Could you write out the records below exactly as they appear?

[Collected data]
## begin
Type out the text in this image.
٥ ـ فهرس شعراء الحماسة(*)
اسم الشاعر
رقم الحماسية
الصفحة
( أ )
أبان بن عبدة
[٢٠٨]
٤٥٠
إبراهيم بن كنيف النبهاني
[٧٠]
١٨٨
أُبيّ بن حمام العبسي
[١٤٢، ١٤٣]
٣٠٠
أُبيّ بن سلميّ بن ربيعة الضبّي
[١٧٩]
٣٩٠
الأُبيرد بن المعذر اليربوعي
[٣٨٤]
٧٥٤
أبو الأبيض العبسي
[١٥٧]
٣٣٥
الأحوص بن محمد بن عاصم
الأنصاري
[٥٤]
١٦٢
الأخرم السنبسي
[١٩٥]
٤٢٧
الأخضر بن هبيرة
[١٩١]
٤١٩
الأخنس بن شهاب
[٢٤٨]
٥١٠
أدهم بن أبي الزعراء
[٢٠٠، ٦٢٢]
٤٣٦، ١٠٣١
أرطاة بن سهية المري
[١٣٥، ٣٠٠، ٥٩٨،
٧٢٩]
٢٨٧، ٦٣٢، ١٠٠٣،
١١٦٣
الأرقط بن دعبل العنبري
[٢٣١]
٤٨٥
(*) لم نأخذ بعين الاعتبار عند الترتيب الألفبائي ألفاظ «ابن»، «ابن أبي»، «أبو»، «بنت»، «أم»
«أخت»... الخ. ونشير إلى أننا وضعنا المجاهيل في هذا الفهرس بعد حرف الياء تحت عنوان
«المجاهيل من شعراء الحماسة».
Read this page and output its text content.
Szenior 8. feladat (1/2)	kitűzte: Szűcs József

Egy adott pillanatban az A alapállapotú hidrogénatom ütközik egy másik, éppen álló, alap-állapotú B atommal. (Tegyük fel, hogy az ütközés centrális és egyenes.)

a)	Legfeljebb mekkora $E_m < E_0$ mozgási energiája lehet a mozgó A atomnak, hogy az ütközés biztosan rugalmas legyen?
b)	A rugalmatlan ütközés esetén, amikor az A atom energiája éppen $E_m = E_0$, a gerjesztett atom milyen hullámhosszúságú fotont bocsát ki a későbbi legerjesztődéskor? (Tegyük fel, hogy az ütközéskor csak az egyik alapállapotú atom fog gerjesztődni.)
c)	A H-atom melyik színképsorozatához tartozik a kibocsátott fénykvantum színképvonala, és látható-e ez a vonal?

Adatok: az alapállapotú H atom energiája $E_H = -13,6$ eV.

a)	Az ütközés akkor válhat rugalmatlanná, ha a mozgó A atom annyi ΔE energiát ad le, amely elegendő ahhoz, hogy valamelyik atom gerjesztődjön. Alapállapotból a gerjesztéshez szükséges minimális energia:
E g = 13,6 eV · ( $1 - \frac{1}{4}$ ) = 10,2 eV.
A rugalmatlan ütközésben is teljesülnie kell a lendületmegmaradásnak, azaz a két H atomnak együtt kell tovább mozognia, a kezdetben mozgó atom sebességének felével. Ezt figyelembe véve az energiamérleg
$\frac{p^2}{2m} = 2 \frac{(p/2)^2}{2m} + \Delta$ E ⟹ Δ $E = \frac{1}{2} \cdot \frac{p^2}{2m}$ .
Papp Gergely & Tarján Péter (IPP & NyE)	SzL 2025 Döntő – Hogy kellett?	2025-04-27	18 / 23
## end
» **TASK OUTPUT**:
Type out the text in this image.
٥ ـ فهرس شعراء الحماسة(*)
اسم الشاعر
رقم الحماسية
الصفحة
( أ )
أبان بن عبدة
[٢٠٨]
٤٥٠
إبراهيم بن كنيف النبهاني
[٧٠]
١٨٨
أُبيّ بن حمام العبسي
[١٤٢، ١٤٣]
٣٠٠
أُبيّ بن سلميّ بن ربيعة الضبّي
[١٧٩]
٣٩٠
الأُبيرد بن المعذر اليربوعي
[٣٨٤]
٧٥٤
أبو الأبيض العبسي
[١٥٧]
٣٣٥
الأحوص بن محمد بن عاصم
الأنصاري
[٥٤]
١٦٢
الأخرم السنبسي
[١٩٥]
٤٢٧
الأخضر بن هبيرة
[١٩١]
٤١٩
الأخنس بن شهاب
[٢٤٨]
٥١٠
أدهم بن أبي الزعراء
[٢٠٠، ٦٢٢]
٤٣٦، ١٠٣١
أرطاة بن سهية المري
[١٣٥، ٣٠٠، ٥٩٨،
٧٢٩]
٢٨٧، ٦٣٢، ١٠٠٣،
١١٦٣
الأرقط بن دعبل العنبري
[٢٣١]
٤٨٥
(*) لم نأخذ بعين الاعتبار عند الترتيب الألفبائي ألفاظ «ابن»، «ابن أبي»، «أبو»، «بنت»، «أم»
«أخت»... الخ. ونشير إلى أننا وضعنا المجاهيل في هذا الفهرس بعد حرف الياء تحت عنوان
«المجاهيل من شعراء الحماسة».
Read this page and output its text content.
Szenior 8. feladat (1/2)	kitűzte: Szűcs József

Egy adott pillanatban az A alapállapotú hidrogénatom ütközik egy másik, éppen álló, alap-állapotú B atommal. (Tegyük fel, hogy az ütközés centrális és egyenes.)

a)	Legfeljebb mekkora $E_m < E_0$ mozgási energiája lehet a mozgó A atomnak, hogy az ütközés biztosan rugalmas legyen?
b)	A rugalmatlan ütközés esetén, amikor az A atom energiája éppen $E_m = E_0$, a gerjesztett atom milyen hullámhosszúságú fotont bocsát ki a későbbi legerjesztődéskor? (Tegyük fel, hogy az ütközéskor csak az egyik alapállapotú atom fog gerjesztődni.)
c)	A H-atom melyik színképsorozatához tartozik a kibocsátott fénykvantum színképvonala, és látható-e ez a vonal?

Adatok: az alapállapotú H atom energiája $E_H = -13,6$ eV.

a)	Az ütközés akkor válhat rugalmatlanná, ha a mozgó A atom annyi ΔE energiát ad le, amely elegendő ahhoz, hogy valamelyik atom gerjesztődjön. Alapállapotból a gerjesztéshez szükséges minimális energia:
E g = 13,6 eV · ( $1 - \frac{1}{4}$ ) = 10,2 eV.
A rugalmatlan ütközésben is teljesülnie kell a lendületmegmaradásnak, azaz a két H atomnak együtt kell tovább mozognia, a kezdetben mozgó atom sebességének felével. Ezt figyelembe véve az energiamérleg
$\frac{p^2}{2m} = 2 \frac{(p/2)^2}{2m} + \Delta$ E ⟹ Δ $E = \frac{1}{2} \cdot \frac{p^2}{2m}$ .
Papp Gergely & Tarján Péter (IPP & NyE)	SzL 2025 Döntő – Hogy kellett?	2025-04-27	18 / 23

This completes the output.